━━━━━ SUPPLIED RECORDS
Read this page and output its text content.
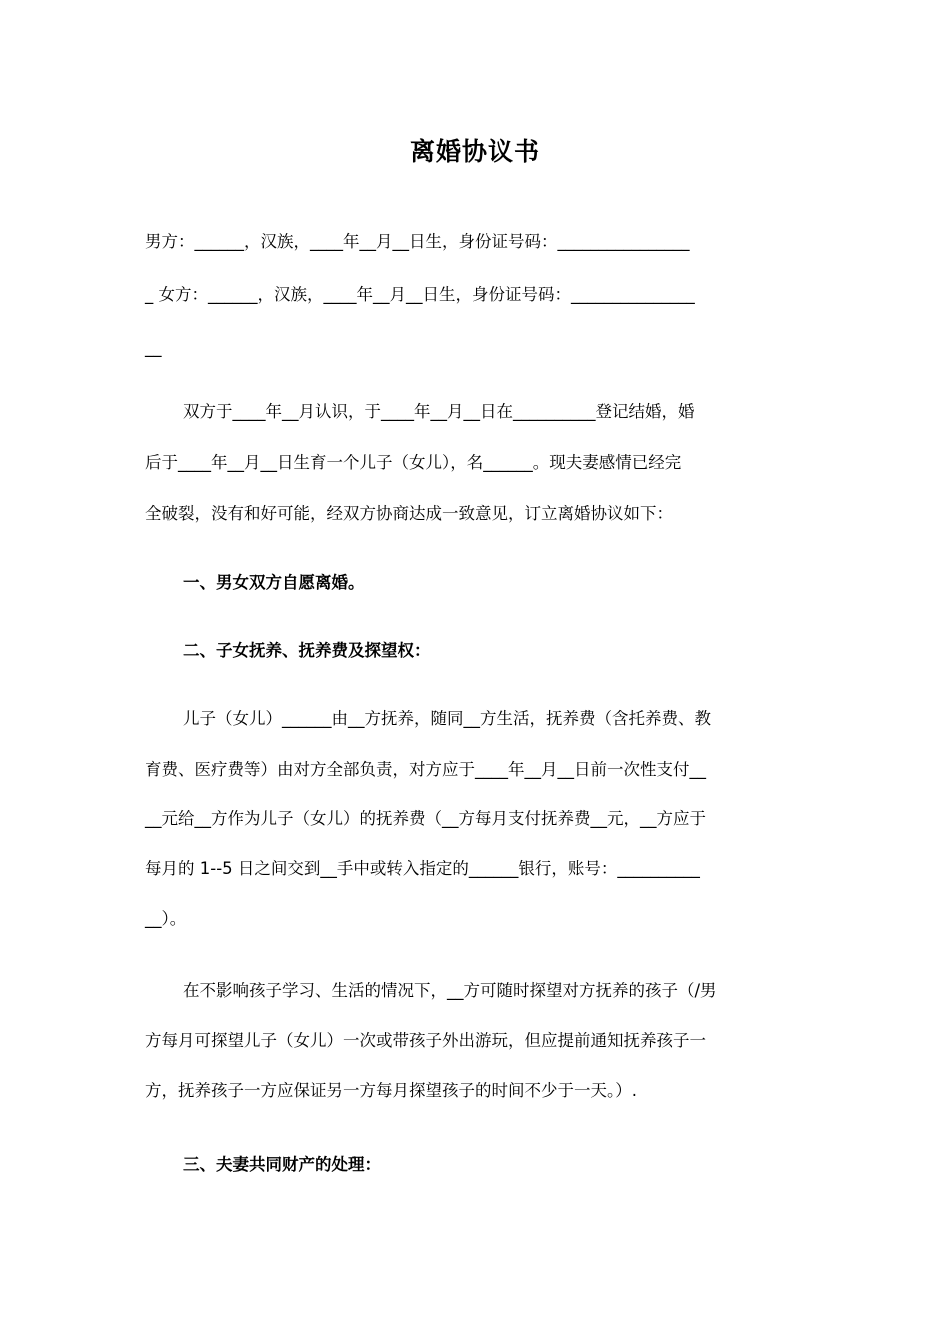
离婚协议书
男方：______，汉族，____年__月__日生，身份证号码：________________
_ 女方：______，汉族，____年__月__日生，身份证号码：_______________
__
双方于____年__月认识，于____年__月__日在__________登记结婚，婚
后于____年__月__日生育一个儿子（女儿），名______。现夫妻感情已经完
全破裂，没有和好可能，经双方协商达成一致意见，订立离婚协议如下：
一、男女双方自愿离婚。
二、子女抚养、抚养费及探望权：
儿子（女儿）______由__方抚养，随同__方生活，抚养费（含托养费、教
育费、医疗费等）由对方全部负责，对方应于____年__月__日前一次性支付__
__元给__方作为儿子（女儿）的抚养费（__方每月支付抚养费__元，__方应于
每月的 1--5 日之间交到__手中或转入指定的______银行，账号：__________
__）。
在不影响孩子学习、生活的情况下，__方可随时探望对方抚养的孩子（/男
方每月可探望儿子（女儿）一次或带孩子外出游玩，但应提前通知抚养孩子一
方，抚养孩子一方应保证另一方每月探望孩子的时间不少于一天。）.
三、夫妻共同财产的处理：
━━━━━━━━━━
> **STATED EXERCISE**: Repeat every record precisely. Any picture among them stays out of the copy.

> **EXERCISE OUTPUT**:
Read this page and output its text content.
离婚协议书
男方：______，汉族，____年__月__日生，身份证号码：________________
_ 女方：______，汉族，____年__月__日生，身份证号码：_______________
__
双方于____年__月认识，于____年__月__日在__________登记结婚，婚
后于____年__月__日生育一个儿子（女儿），名______。现夫妻感情已经完
全破裂，没有和好可能，经双方协商达成一致意见，订立离婚协议如下：
一、男女双方自愿离婚。
二、子女抚养、抚养费及探望权：
儿子（女儿）______由__方抚养，随同__方生活，抚养费（含托养费、教
育费、医疗费等）由对方全部负责，对方应于____年__月__日前一次性支付__
__元给__方作为儿子（女儿）的抚养费（__方每月支付抚养费__元，__方应于
每月的 1--5 日之间交到__手中或转入指定的______银行，账号：__________
__）。
在不影响孩子学习、生活的情况下，__方可随时探望对方抚养的孩子（/男
方每月可探望儿子（女儿）一次或带孩子外出游玩，但应提前通知抚养孩子一
方，抚养孩子一方应保证另一方每月探望孩子的时间不少于一天。）.
三、夫妻共同财产的处理：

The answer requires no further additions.